Fink II, U-Boot-Bunker aus dem Zweiten Weltkrieg in Finkenwerder, Deutschland.
Das U-Boot-Bunker Finkenwerder war ein Schutzgebäude aus Stahlbeton mit 232 Metern Länge und 160 Metern Breite, mit einem 3,6 Meter dicken Dach zum Schutz von Unterseebooten. Heute sichtbar sind die teilweise freigelegten Grundmauern, die mit schwarzem Kies markiert sind und die ehemalige Größe der Anlage zeigen.
Der Bau begann im März 1941 und lief bis 1944, wobei die Anlage bis zu 15 Unterseeboote beherbergen konnte. Nach der Zerstörung 1946 verschwand der Bunker unter der Erde, bis er 2002 bei Bauarbeiten des Airbus-Werks wiederentdeckt wurde.
Der Ort trägt Informationstafeln und Denkmäler, die an die Zwangsarbeiter und Häftlinge aus Konzentrationslagern erinnern, die beim Bau beteiligt waren. Diese Spuren machen die menschlichen Kosten des Krieges sichtbar und präsent.

DATENSÄTZE =
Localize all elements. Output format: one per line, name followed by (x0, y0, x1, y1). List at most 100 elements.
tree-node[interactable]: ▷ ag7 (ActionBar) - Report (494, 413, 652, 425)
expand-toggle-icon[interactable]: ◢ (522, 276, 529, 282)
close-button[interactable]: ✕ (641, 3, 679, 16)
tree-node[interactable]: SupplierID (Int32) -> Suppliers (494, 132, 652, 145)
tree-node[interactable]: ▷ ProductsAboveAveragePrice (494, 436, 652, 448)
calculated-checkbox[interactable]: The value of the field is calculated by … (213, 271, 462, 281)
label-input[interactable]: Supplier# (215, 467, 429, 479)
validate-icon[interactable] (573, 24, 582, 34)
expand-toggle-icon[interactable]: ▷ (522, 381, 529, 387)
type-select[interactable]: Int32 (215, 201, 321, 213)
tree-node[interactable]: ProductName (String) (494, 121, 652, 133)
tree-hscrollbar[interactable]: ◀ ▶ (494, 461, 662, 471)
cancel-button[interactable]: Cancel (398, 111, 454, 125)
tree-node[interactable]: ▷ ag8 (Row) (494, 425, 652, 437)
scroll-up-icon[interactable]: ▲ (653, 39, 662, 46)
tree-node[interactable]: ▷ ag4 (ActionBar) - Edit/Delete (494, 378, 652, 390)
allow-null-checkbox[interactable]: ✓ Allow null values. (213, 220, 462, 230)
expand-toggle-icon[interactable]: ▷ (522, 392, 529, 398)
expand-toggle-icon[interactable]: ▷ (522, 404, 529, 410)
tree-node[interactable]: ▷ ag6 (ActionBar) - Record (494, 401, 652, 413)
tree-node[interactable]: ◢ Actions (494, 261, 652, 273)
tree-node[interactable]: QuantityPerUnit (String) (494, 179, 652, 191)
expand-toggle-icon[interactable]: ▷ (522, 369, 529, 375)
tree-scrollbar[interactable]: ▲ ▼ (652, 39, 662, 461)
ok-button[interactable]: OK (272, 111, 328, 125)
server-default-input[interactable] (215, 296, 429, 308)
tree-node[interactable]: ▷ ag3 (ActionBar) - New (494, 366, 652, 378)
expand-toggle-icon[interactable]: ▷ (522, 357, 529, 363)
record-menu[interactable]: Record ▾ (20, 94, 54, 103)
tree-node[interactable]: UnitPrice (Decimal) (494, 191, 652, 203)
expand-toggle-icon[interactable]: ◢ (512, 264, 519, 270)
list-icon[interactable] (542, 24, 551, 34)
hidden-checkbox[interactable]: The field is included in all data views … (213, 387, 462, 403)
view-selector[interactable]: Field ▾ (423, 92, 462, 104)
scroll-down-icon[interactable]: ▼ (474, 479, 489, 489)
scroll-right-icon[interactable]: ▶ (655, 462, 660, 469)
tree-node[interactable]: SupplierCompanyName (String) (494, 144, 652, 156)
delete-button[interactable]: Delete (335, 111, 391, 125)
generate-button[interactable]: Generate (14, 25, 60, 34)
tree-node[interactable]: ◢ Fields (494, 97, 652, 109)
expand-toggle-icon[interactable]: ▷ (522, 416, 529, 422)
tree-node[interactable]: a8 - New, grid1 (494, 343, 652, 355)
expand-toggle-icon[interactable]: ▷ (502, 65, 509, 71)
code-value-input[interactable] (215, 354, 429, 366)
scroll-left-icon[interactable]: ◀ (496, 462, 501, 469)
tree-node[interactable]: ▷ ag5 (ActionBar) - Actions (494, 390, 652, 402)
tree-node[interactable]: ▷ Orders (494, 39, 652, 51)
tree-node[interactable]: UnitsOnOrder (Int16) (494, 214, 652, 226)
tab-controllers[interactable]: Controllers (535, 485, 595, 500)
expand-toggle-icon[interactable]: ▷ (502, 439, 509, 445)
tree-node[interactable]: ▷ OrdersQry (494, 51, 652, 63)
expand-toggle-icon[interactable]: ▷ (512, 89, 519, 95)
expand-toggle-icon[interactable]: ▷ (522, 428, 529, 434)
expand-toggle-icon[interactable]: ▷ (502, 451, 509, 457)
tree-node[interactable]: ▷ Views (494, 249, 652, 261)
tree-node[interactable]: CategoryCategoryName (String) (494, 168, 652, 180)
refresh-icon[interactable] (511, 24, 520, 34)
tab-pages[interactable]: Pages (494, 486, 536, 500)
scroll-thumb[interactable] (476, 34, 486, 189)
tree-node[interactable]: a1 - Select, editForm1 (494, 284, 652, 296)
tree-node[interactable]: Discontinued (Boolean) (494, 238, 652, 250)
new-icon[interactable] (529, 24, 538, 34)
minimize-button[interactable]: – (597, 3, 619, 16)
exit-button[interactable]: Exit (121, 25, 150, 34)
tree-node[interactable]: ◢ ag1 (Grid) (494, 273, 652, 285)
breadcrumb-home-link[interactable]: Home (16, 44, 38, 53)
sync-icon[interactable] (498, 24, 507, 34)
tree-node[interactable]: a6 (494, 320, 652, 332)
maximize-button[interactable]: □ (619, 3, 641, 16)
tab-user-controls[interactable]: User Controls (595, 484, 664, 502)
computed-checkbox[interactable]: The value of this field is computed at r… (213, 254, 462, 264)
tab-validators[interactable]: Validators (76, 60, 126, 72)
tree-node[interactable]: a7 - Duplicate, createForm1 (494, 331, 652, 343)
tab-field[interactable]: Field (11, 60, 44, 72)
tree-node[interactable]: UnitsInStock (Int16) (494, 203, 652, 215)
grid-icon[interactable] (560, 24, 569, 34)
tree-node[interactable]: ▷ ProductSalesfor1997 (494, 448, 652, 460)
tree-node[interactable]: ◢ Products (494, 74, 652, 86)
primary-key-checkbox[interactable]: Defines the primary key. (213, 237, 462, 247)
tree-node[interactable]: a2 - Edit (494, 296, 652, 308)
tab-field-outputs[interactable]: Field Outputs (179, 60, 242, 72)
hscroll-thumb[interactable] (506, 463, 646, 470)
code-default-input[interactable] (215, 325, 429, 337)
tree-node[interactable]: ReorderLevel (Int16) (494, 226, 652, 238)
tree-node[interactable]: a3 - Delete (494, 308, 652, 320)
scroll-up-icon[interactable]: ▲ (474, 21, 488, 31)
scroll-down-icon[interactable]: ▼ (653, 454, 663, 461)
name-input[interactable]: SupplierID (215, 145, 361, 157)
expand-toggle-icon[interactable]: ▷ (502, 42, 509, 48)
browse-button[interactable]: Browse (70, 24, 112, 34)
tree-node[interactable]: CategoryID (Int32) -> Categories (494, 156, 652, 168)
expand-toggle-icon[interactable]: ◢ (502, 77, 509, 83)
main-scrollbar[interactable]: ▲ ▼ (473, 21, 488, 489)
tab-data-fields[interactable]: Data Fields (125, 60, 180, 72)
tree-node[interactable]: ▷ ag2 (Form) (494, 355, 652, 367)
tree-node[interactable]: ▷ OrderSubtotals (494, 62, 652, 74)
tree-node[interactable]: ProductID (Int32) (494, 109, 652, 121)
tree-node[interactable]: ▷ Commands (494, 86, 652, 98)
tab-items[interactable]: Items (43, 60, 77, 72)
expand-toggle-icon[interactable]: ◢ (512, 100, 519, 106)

ZU BEARBEITEN =
1) In welchem Jahr und bei welchen Arbeiten wurde der Bunker laut dem Text über den U-Boot-Bunker Fink II wiederentdeckt?
2) Prüfe anhand des Textes über den U-Boot-Bunker Fink II, ob die folgenden Aussagen stimmen: (a) Das Dach des Bunkers war 3,6 Meter dick. (b) Der Bau des Bunkers begann im Jahr 1944. (c) Die freigelegten Grundmauern sind mit weißem Kies markiert.
3) Schreibe den Text über den U-Boot-Bunker Fink II nach seinem letzten Satz weiter.

LÖSUNGEN =
1) Im Jahr 2002, bei Bauarbeiten des Airbus-Werks.

2)
(a) Ja: „mit einem 3,6 Meter dicken Dach zum Schutz von Unterseebooten“
(b) Nein: „Der Bau begann im März 1941 und lief bis 1944“
(c) Nein: „die mit schwarzem Kies markiert sind“

3)
Das Gelände ist teilweise begehbar und zeigt die ausgehobenen Grundrisse der Bunkeranlage. Besucher sollten bequeme Schuhe tragen, da der Boden uneben sein kann und die Markierungen mit Kies die ehemalige Struktur nur andeuten.
Das Gelände steht nun unter Denkmalschutz und liegt in unmittelbarer Nähe zum Airbus-Werk, wo die Wiederentdeckung des Bunkers zufällig stattfand. Diesen Kontrast zwischen moderner Flugzeugfertigung und historischen Kriegsspuren zu sehen, prägt den Ort besonders.